DIRECTIVE: Copy down every line where the string "blue" shows up.

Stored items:
______________________________

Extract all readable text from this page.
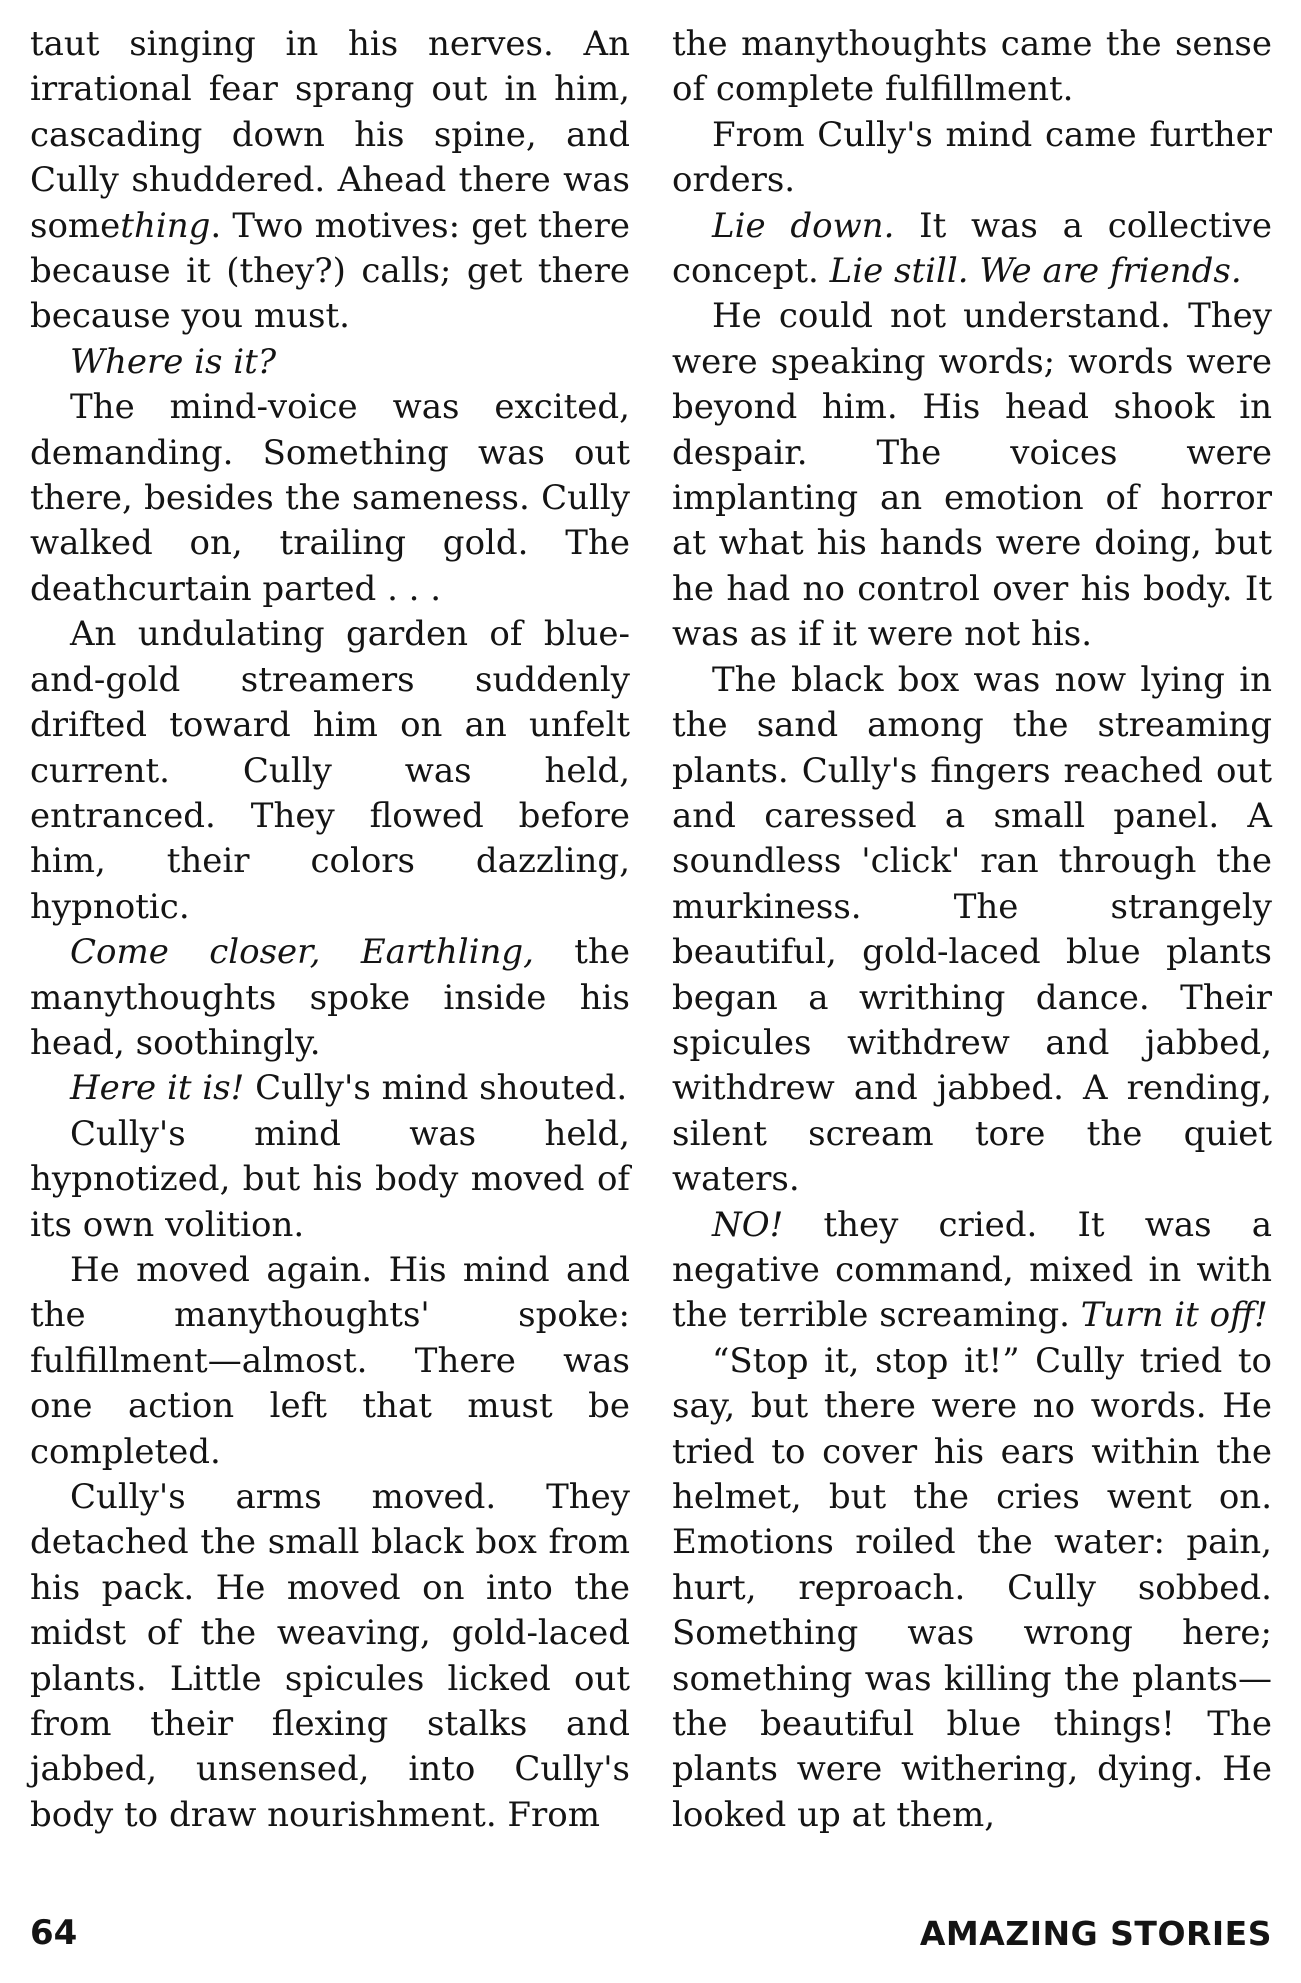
taut singing in his nerves. An irrational fear sprang out in him, cascading down his spine, and Cully shuddered. Ahead there was something. Two motives: get there because it (they?) calls; get there because you must.

Where is it?

The mind-voice was excited, demanding. Something was out there, besides the sameness. Cully walked on, trailing gold. The deathcurtain parted . . .

An undulating garden of blue-and-gold streamers suddenly drifted toward him on an unfelt current. Cully was held, entranced. They flowed before him, their colors dazzling, hypnotic.

Come closer, Earthling, the manythoughts spoke inside his head, soothingly.

Here it is! Cully's mind shouted.

Cully's mind was held, hypnotized, but his body moved of its own volition.

He moved again. His mind and the manythoughts' spoke: fulfillment—almost. There was one action left that must be completed.

Cully's arms moved. They detached the small black box from his pack. He moved on into the midst of the weaving, gold-laced plants. Little spicules licked out from their flexing stalks and jabbed, unsensed, into Cully's body to draw nourishment. From

the manythoughts came the sense of complete fulfillment.

From Cully's mind came further orders.

Lie down. It was a collective concept. Lie still. We are friends.

He could not understand. They were speaking words; words were beyond him. His head shook in despair. The voices were implanting an emotion of horror at what his hands were doing, but he had no control over his body. It was as if it were not his.

The black box was now lying in the sand among the streaming plants. Cully's fingers reached out and caressed a small panel. A soundless 'click' ran through the murkiness. The strangely beautiful, gold-laced blue plants began a writhing dance. Their spicules withdrew and jabbed, withdrew and jabbed. A rending, silent scream tore the quiet waters.

NO! they cried. It was a negative command, mixed in with the terrible screaming. Turn it off!

“Stop it, stop it!” Cully tried to say, but there were no words. He tried to cover his ears within the helmet, but the cries went on. Emotions roiled the water: pain, hurt, reproach. Cully sobbed. Something was wrong here; something was killing the plants—the beautiful blue things! The plants were withering, dying. He looked up at them,

64	AMAZING STORIES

______________________________

SOLUTION FOR THIS TASK:
An undulating garden of blue-and-gold streamers suddenly drifted toward him on an unfelt current. Cully was held, entranced. They flowed before him, their colors dazzling, hypnotic.
The black box was now lying in the sand among the streaming plants. Cully's fingers reached out and caressed a small panel. A soundless 'click' ran through the murkiness. The strangely beautiful, gold-laced blue plants began a writhing dance. Their spicules withdrew and jabbed, withdrew and jabbed. A rending, silent scream tore the quiet waters.
“Stop it, stop it!” Cully tried to say, but there were no words. He tried to cover his ears within the helmet, but the cries went on. Emotions roiled the water: pain, hurt, reproach. Cully sobbed. Something was wrong here; something was killing the plants—the beautiful blue things! The plants were withering, dying. He looked up at them,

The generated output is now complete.